Work out how many lines in the entries below include the word "Pacientes". Give nothing but the number.
── Data for this exercise ──
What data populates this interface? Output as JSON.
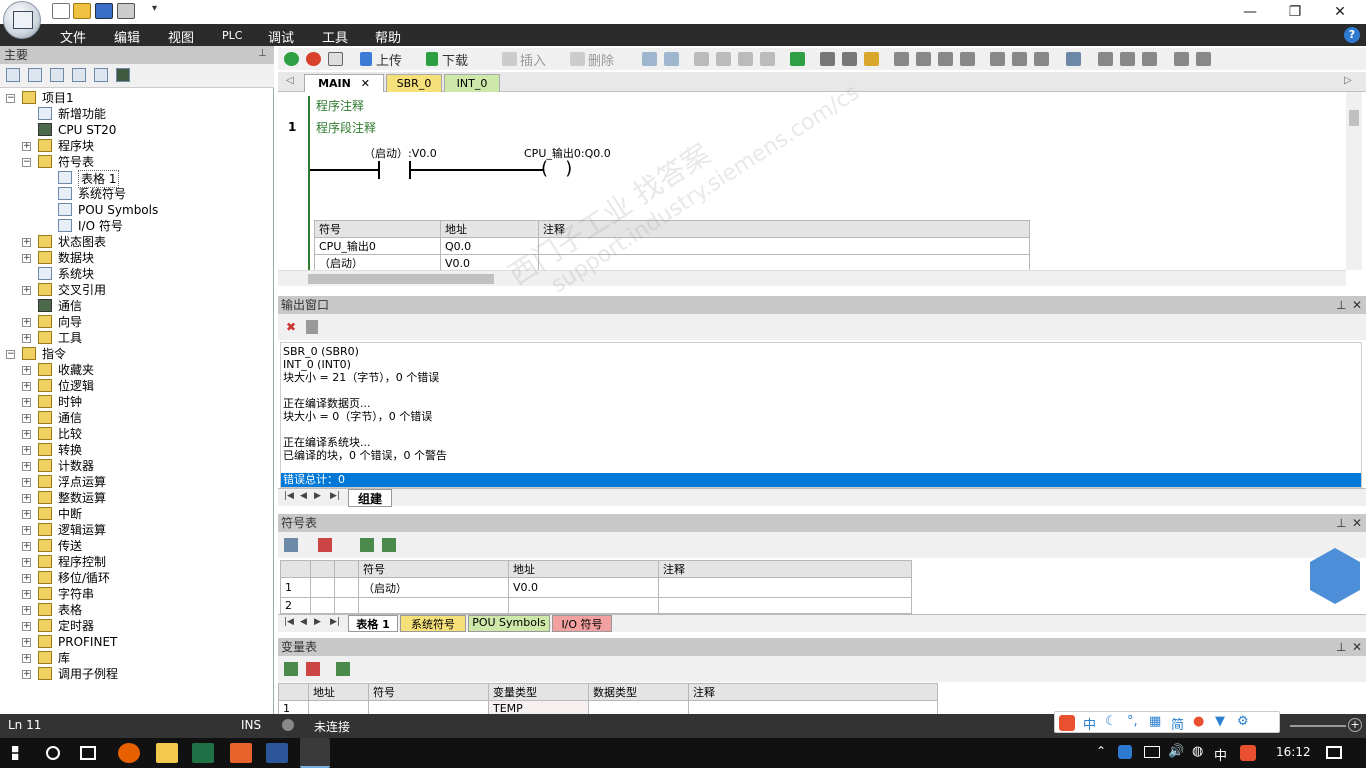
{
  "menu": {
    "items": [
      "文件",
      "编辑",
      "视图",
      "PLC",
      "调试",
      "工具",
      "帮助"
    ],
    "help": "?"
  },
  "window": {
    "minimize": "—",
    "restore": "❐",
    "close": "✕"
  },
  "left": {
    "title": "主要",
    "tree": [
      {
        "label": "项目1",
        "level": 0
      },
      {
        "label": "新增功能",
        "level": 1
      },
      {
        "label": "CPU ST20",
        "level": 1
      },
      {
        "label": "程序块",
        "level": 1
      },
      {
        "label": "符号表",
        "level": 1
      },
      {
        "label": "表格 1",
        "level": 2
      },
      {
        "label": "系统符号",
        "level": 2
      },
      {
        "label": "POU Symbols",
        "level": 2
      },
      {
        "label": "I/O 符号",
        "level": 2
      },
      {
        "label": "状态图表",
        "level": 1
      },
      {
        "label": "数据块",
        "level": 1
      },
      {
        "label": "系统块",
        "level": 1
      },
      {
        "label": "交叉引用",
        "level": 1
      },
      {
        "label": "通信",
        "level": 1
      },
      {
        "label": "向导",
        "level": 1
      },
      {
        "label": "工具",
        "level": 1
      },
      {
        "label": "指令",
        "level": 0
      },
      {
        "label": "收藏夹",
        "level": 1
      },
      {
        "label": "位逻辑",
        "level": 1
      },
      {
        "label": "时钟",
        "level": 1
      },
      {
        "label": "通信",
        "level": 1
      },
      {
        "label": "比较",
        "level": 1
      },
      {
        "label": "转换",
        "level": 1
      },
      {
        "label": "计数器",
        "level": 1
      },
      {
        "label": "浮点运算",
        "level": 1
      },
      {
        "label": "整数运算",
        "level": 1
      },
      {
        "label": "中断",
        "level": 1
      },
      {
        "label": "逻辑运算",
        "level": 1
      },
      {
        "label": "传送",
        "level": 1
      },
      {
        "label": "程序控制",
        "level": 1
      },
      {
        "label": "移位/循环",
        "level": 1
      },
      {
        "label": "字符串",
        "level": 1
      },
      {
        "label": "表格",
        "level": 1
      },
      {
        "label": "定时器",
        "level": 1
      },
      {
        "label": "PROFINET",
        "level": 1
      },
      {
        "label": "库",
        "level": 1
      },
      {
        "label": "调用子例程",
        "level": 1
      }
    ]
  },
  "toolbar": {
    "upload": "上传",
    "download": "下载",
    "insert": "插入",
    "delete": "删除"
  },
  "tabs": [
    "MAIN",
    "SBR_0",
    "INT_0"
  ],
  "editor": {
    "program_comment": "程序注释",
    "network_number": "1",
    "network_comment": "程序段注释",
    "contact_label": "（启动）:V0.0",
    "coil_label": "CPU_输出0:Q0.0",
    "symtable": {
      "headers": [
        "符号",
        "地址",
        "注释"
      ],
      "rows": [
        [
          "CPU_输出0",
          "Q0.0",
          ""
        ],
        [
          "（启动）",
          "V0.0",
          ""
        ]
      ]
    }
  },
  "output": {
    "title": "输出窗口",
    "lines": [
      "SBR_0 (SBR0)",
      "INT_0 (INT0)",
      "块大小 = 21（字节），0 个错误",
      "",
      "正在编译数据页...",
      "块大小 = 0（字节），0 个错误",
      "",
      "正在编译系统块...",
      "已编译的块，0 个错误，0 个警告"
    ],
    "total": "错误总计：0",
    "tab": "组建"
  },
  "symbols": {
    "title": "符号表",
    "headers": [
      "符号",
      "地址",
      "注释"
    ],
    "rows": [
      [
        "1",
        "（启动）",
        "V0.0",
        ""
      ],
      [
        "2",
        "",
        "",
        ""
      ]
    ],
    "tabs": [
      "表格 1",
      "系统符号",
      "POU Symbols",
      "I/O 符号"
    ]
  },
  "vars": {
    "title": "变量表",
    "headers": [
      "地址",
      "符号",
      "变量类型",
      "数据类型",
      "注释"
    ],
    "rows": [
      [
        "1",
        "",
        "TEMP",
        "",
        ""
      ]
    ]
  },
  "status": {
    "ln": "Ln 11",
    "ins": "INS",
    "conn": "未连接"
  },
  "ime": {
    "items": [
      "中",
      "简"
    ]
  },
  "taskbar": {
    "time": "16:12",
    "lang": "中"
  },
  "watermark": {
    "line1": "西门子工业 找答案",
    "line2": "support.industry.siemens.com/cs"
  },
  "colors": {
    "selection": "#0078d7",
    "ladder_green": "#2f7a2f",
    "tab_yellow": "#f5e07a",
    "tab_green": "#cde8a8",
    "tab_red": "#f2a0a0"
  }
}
───
── Data for this exercise ──
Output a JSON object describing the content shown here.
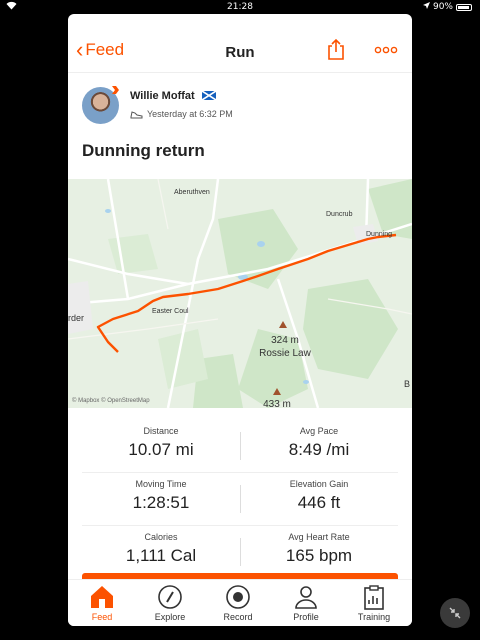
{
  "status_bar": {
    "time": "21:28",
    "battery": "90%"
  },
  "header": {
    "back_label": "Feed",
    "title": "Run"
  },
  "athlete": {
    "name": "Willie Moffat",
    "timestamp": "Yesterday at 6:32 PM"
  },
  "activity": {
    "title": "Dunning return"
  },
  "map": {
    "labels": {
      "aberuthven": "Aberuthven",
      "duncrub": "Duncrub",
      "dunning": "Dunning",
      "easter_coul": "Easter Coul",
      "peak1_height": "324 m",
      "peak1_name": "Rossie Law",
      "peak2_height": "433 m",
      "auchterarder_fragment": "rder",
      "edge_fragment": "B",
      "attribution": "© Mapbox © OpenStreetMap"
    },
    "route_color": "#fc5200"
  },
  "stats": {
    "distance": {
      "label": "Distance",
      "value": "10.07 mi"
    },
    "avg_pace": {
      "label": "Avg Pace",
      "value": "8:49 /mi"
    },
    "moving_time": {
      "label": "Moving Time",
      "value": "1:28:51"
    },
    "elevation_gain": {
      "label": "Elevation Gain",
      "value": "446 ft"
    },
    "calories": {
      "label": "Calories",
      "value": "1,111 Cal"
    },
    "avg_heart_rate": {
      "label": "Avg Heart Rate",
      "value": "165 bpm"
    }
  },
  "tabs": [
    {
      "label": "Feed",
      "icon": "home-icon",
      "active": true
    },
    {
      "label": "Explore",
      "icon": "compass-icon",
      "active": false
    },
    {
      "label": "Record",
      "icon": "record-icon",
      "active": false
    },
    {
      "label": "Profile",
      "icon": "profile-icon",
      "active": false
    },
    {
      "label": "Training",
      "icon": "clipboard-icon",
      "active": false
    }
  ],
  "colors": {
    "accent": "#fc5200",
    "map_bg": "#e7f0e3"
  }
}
───
── Data for this exercise ──
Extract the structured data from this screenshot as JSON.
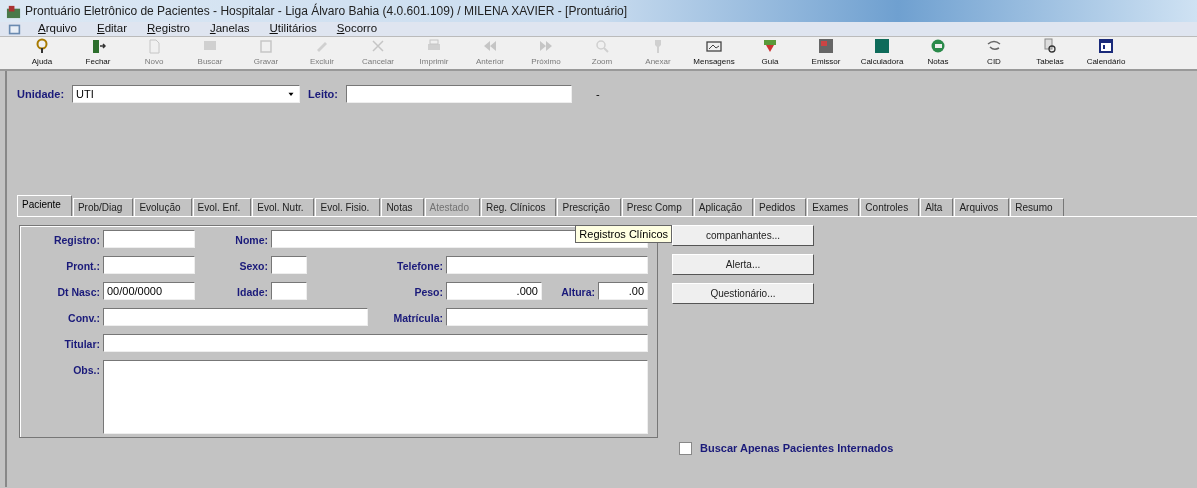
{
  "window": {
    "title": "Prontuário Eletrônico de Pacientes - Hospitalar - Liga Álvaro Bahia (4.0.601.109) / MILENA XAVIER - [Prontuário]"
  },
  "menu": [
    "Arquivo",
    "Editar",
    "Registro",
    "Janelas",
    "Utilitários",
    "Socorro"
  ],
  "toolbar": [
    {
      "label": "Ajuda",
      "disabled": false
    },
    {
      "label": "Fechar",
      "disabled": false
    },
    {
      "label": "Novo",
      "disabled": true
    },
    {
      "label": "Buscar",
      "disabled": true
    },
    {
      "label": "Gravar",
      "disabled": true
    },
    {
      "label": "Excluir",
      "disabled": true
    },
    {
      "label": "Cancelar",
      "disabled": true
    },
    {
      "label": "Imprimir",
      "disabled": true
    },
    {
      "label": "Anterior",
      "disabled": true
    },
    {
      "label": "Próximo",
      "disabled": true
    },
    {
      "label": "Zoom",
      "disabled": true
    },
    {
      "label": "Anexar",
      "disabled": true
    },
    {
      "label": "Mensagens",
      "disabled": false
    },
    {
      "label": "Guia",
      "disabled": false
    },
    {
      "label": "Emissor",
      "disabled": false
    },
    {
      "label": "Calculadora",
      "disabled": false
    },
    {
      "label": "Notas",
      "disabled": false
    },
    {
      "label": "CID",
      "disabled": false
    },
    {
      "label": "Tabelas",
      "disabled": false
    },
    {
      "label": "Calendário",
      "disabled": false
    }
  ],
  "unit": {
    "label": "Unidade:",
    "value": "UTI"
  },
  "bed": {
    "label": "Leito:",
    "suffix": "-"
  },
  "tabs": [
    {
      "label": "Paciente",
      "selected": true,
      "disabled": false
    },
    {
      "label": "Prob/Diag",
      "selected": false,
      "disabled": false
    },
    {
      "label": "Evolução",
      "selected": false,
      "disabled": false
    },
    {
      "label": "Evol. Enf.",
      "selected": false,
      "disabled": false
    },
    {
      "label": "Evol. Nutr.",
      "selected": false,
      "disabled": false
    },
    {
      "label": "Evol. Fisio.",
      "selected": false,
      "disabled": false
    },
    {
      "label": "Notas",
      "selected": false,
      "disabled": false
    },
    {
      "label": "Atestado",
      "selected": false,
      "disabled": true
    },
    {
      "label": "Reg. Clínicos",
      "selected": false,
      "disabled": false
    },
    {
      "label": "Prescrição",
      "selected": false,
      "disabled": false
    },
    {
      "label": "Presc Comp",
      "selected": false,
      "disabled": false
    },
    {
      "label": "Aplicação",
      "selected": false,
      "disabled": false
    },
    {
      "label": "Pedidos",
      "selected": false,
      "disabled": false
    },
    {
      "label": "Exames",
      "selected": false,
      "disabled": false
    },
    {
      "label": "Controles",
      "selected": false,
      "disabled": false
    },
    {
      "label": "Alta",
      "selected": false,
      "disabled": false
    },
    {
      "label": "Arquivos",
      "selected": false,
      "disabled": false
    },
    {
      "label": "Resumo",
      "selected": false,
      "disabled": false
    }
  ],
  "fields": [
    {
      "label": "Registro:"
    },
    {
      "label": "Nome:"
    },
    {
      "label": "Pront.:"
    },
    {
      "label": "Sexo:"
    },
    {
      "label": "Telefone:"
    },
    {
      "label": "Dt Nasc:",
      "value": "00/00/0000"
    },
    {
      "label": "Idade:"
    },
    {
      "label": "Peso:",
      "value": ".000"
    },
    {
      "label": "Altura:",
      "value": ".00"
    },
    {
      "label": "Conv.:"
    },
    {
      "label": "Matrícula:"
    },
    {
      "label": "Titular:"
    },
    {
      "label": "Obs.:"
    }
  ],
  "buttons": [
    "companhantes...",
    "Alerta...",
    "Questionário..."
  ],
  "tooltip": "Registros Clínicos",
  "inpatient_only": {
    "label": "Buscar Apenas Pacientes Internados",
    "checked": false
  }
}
───
### Answer for the task
2